• **Direction**:
Write out each line word for word. Drop pictures.

• **Provided data**:
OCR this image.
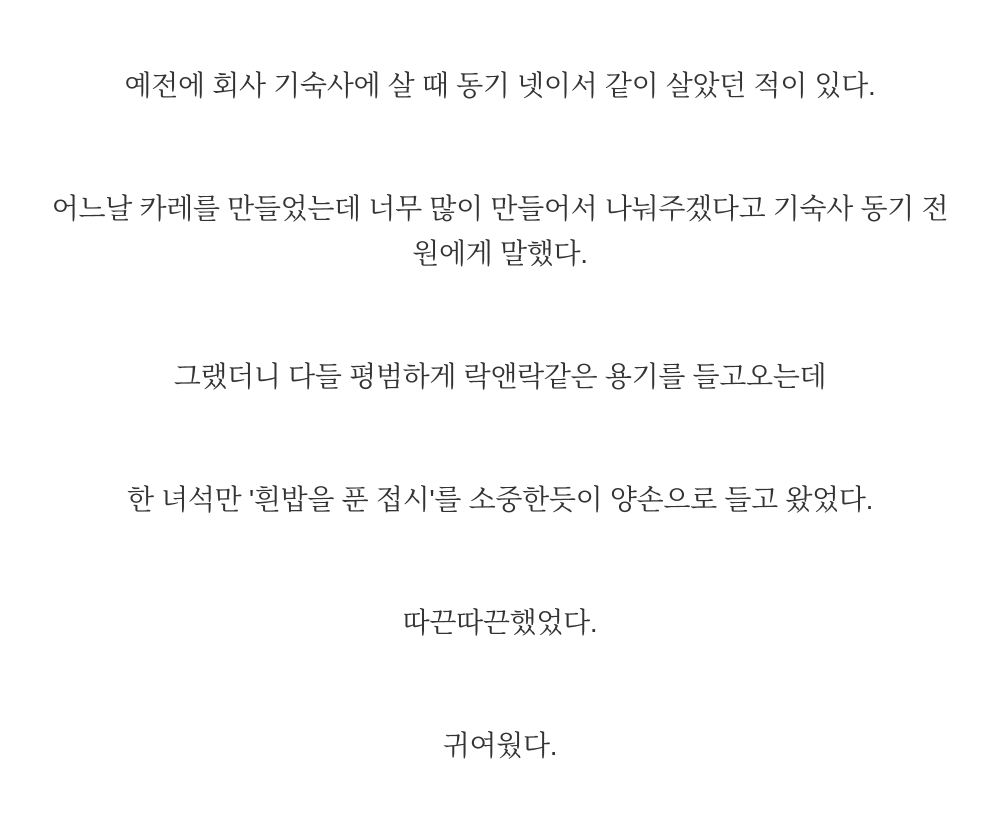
예전에 회사 기숙사에 살 때 동기 넷이서 같이 살았던 적이 있다.

어느날 카레를 만들었는데 너무 많이 만들어서 나눠주겠다고 기숙사 동기 전
원에게 말했다.

그랬더니 다들 평범하게 락앤락같은 용기를 들고오는데

한 녀석만 '흰밥을 푼 접시'를 소중한듯이 양손으로 들고 왔었다.

따끈따끈했었다.

귀여웠다.
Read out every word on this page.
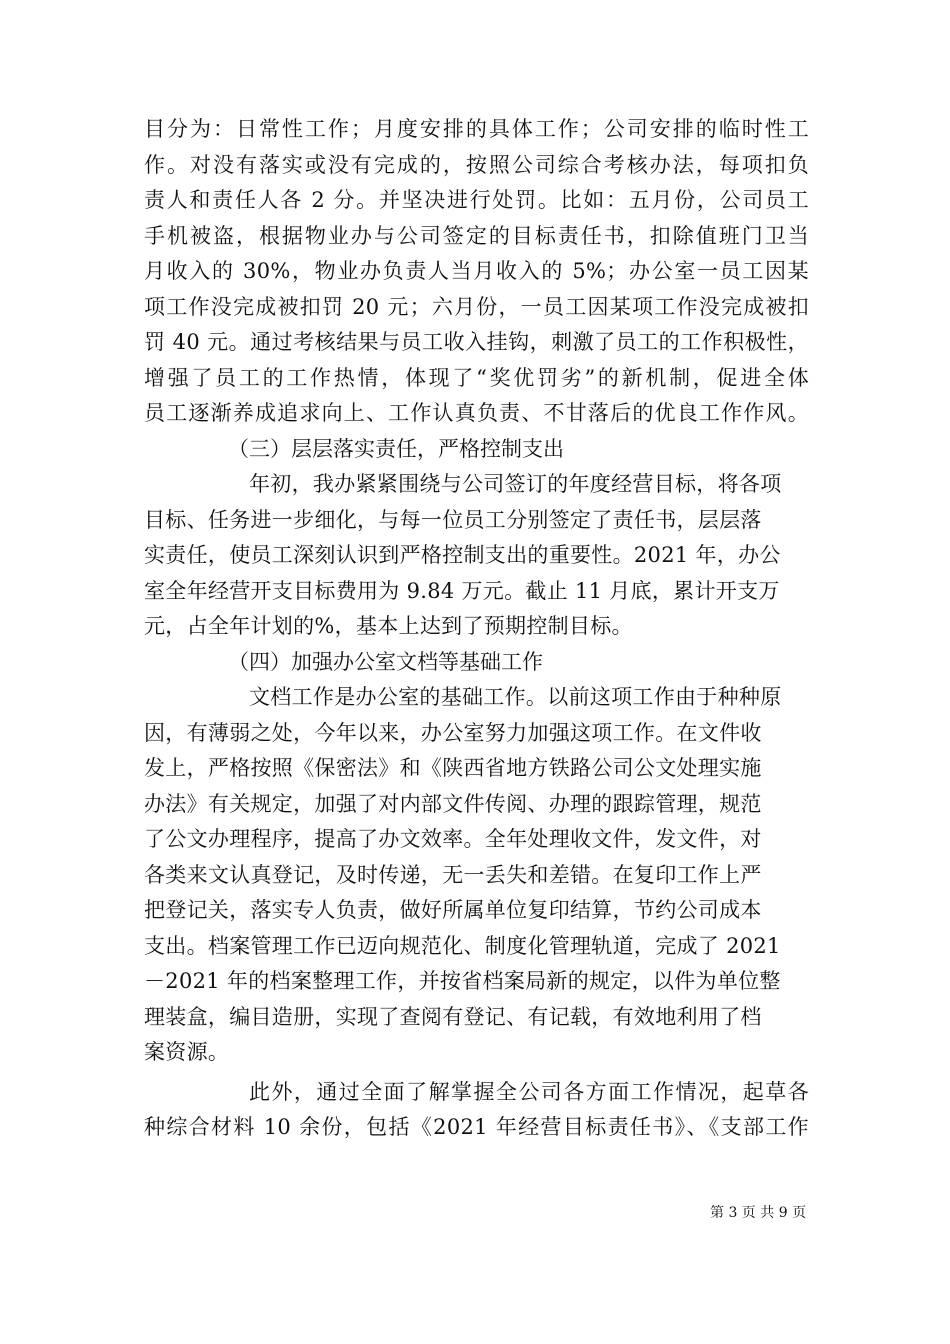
目分为：日常性工作；月度安排的具体工作；公司安排的临时性工
作。对没有落实或没有完成的，按照公司综合考核办法，每项扣负
责人和责任人各 2 分。并坚决进行处罚。比如：五月份，公司员工
手机被盗，根据物业办与公司签定的目标责任书，扣除值班门卫当
月收入的 30%，物业办负责人当月收入的 5%；办公室一员工因某
项工作没完成被扣罚 20 元；六月份，一员工因某项工作没完成被扣
罚 40 元。通过考核结果与员工收入挂钩，刺激了员工的工作积极性，
增强了员工的工作热情，体现了“奖优罚劣”的新机制，促进全体
员工逐渐养成追求向上、工作认真负责、不甘落后的优良工作作风。

（三）层层落实责任，严格控制支出

年初，我办紧紧围绕与公司签订的年度经营目标，将各项
目标、任务进一步细化，与每一位员工分别签定了责任书，层层落
实责任，使员工深刻认识到严格控制支出的重要性。2021 年，办公
室全年经营开支目标费用为 9.84 万元。截止 11 月底，累计开支万
元，占全年计划的%，基本上达到了预期控制目标。

（四）加强办公室文档等基础工作

文档工作是办公室的基础工作。以前这项工作由于种种原
因，有薄弱之处，今年以来，办公室努力加强这项工作。在文件收
发上，严格按照《保密法》和《陕西省地方铁路公司公文处理实施
办法》有关规定，加强了对内部文件传阅、办理的跟踪管理，规范
了公文办理程序，提高了办文效率。全年处理收文件，发文件，对
各类来文认真登记，及时传递，无一丢失和差错。在复印工作上严
把登记关，落实专人负责，做好所属单位复印结算，节约公司成本
支出。档案管理工作已迈向规范化、制度化管理轨道，完成了 2021
－2021 年的档案整理工作，并按省档案局新的规定，以件为单位整
理装盒，编目造册，实现了查阅有登记、有记载，有效地利用了档
案资源。

此外，通过全面了解掌握全公司各方面工作情况，起草各
种综合材料 10 余份，包括《2021 年经营目标责任书》、《支部工作

第 3 页 共 9 页
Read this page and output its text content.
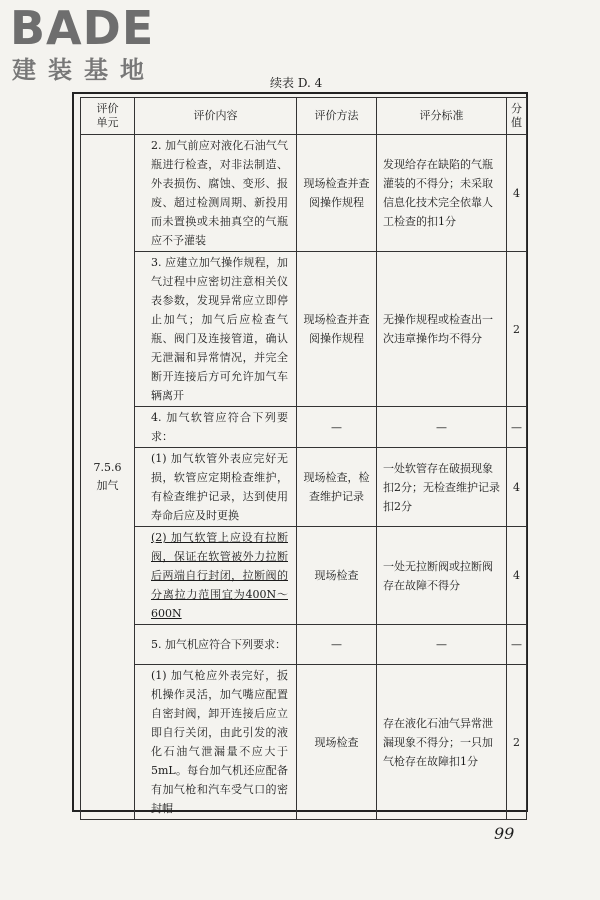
BADE
建装基地	续表 D. 4
评价
单元	评价内容	评价方法	评分标准	分
值
7.5.6
加气	2. 加气前应对液化石油气气瓶进行检查，对非法制造、外表损伤、腐蚀、变形、报废、超过检测周期、新投用而未置换或未抽真空的气瓶应不予灌装	现场检查并查阅操作规程	发现给存在缺陷的气瓶灌装的不得分；未采取信息化技术完全依靠人工检查的扣1分	4
	3. 应建立加气操作规程，加气过程中应密切注意相关仪表参数，发现异常应立即停止加气；加气后应检查气瓶、阀门及连接管道，确认无泄漏和异常情况，并完全断开连接后方可允许加气车辆离开	现场检查并查阅操作规程	无操作规程或检查出一次违章操作均不得分	2
	4. 加气软管应符合下列要求：	—	—	—
	(1) 加气软管外表应完好无损，软管应定期检查维护，有检查维护记录，达到使用寿命后应及时更换	现场检查，检查维护记录	一处软管存在破损现象扣2分；无检查维护记录扣2分	4
	(2) 加气软管上应设有拉断阀，保证在软管被外力拉断后两端自行封闭，拉断阀的分离拉力范围宜为400N～600N	现场检查	一处无拉断阀或拉断阀存在故障不得分	4
	5. 加气机应符合下列要求：	—	—	—
	(1) 加气枪应外表完好，扳机操作灵活，加气嘴应配置自密封阀，卸开连接后应立即自行关闭，由此引发的液化石油气泄漏量不应大于5mL。每台加气机还应配备有加气枪和汽车受气口的密封帽	现场检查	存在液化石油气异常泄漏现象不得分；一只加气枪存在故障扣1分	2
99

• **Solution to the exercise**:
OCR this image.
예전에 회사 기숙사에 살 때 동기 넷이서 같이 살았던 적이 있다.

어느날 카레를 만들었는데 너무 많이 만들어서 나눠주겠다고 기숙사 동기 전
원에게 말했다.

그랬더니 다들 평범하게 락앤락같은 용기를 들고오는데

한 녀석만 '흰밥을 푼 접시'를 소중한듯이 양손으로 들고 왔었다.

따끈따끈했었다.

귀여웠다.
Read out every word on this page.
目分为：日常性工作；月度安排的具体工作；公司安排的临时性工
作。对没有落实或没有完成的，按照公司综合考核办法，每项扣负
责人和责任人各 2 分。并坚决进行处罚。比如：五月份，公司员工
手机被盗，根据物业办与公司签定的目标责任书，扣除值班门卫当
月收入的 30%，物业办负责人当月收入的 5%；办公室一员工因某
项工作没完成被扣罚 20 元；六月份，一员工因某项工作没完成被扣
罚 40 元。通过考核结果与员工收入挂钩，刺激了员工的工作积极性，
增强了员工的工作热情，体现了“奖优罚劣”的新机制，促进全体
员工逐渐养成追求向上、工作认真负责、不甘落后的优良工作作风。

（三）层层落实责任，严格控制支出

年初，我办紧紧围绕与公司签订的年度经营目标，将各项
目标、任务进一步细化，与每一位员工分别签定了责任书，层层落
实责任，使员工深刻认识到严格控制支出的重要性。2021 年，办公
室全年经营开支目标费用为 9.84 万元。截止 11 月底，累计开支万
元，占全年计划的%，基本上达到了预期控制目标。

（四）加强办公室文档等基础工作

文档工作是办公室的基础工作。以前这项工作由于种种原
因，有薄弱之处，今年以来，办公室努力加强这项工作。在文件收
发上，严格按照《保密法》和《陕西省地方铁路公司公文处理实施
办法》有关规定，加强了对内部文件传阅、办理的跟踪管理，规范
了公文办理程序，提高了办文效率。全年处理收文件，发文件，对
各类来文认真登记，及时传递，无一丢失和差错。在复印工作上严
把登记关，落实专人负责，做好所属单位复印结算，节约公司成本
支出。档案管理工作已迈向规范化、制度化管理轨道，完成了 2021
－2021 年的档案整理工作，并按省档案局新的规定，以件为单位整
理装盒，编目造册，实现了查阅有登记、有记载，有效地利用了档
案资源。

此外，通过全面了解掌握全公司各方面工作情况，起草各
种综合材料 10 余份，包括《2021 年经营目标责任书》、《支部工作

第 3 页 共 9 页
Read this page and output its text content.
BADE
建装基地	续表 D. 4
评价
单元	评价内容	评价方法	评分标准	分
值
7.5.6
加气	2. 加气前应对液化石油气气瓶进行检查，对非法制造、外表损伤、腐蚀、变形、报废、超过检测周期、新投用而未置换或未抽真空的气瓶应不予灌装	现场检查并查阅操作规程	发现给存在缺陷的气瓶灌装的不得分；未采取信息化技术完全依靠人工检查的扣1分	4
	3. 应建立加气操作规程，加气过程中应密切注意相关仪表参数，发现异常应立即停止加气；加气后应检查气瓶、阀门及连接管道，确认无泄漏和异常情况，并完全断开连接后方可允许加气车辆离开	现场检查并查阅操作规程	无操作规程或检查出一次违章操作均不得分	2
	4. 加气软管应符合下列要求：	—	—	—
	(1) 加气软管外表应完好无损，软管应定期检查维护，有检查维护记录，达到使用寿命后应及时更换	现场检查，检查维护记录	一处软管存在破损现象扣2分；无检查维护记录扣2分	4
	(2) 加气软管上应设有拉断阀，保证在软管被外力拉断后两端自行封闭，拉断阀的分离拉力范围宜为400N～600N	现场检查	一处无拉断阀或拉断阀存在故障不得分	4
	5. 加气机应符合下列要求：	—	—	—
	(1) 加气枪应外表完好，扳机操作灵活，加气嘴应配置自密封阀，卸开连接后应立即自行关闭，由此引发的液化石油气泄漏量不应大于5mL。每台加气机还应配备有加气枪和汽车受气口的密封帽	现场检查	存在液化石油气异常泄漏现象不得分；一只加气枪存在故障扣1分	2
99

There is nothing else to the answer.